Exercise objective: Determine the number of lines containing the word "values". Reply with it and nothing else.

# start of Provided material

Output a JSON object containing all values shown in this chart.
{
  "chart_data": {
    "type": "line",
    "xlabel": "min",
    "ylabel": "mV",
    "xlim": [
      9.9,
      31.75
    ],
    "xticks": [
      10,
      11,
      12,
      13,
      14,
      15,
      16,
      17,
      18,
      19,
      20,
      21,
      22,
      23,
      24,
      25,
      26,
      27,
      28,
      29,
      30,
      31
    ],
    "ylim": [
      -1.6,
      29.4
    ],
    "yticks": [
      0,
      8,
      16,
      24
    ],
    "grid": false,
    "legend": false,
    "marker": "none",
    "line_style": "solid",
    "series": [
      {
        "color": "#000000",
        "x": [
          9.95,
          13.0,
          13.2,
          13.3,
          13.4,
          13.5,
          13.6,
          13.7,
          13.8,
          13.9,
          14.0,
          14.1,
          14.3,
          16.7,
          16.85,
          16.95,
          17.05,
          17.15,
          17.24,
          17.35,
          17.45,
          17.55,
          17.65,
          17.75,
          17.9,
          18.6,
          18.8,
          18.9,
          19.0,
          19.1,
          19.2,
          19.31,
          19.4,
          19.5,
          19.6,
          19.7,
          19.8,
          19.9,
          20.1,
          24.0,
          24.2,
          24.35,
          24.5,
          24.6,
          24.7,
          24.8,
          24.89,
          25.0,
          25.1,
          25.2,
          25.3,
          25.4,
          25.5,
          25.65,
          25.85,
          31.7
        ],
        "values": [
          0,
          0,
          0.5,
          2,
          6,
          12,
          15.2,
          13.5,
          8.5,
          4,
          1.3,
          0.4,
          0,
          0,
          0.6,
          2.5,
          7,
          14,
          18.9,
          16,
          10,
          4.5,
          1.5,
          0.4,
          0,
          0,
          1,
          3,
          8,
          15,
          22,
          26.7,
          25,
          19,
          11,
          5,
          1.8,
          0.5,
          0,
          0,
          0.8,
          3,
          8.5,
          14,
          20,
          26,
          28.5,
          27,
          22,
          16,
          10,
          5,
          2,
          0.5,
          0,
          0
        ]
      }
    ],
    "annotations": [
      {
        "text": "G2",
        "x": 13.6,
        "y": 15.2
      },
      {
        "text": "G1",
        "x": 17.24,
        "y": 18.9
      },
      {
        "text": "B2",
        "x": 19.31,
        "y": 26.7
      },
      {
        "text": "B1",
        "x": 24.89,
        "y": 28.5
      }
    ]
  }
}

# end of Provided material

Output for this exercise: 2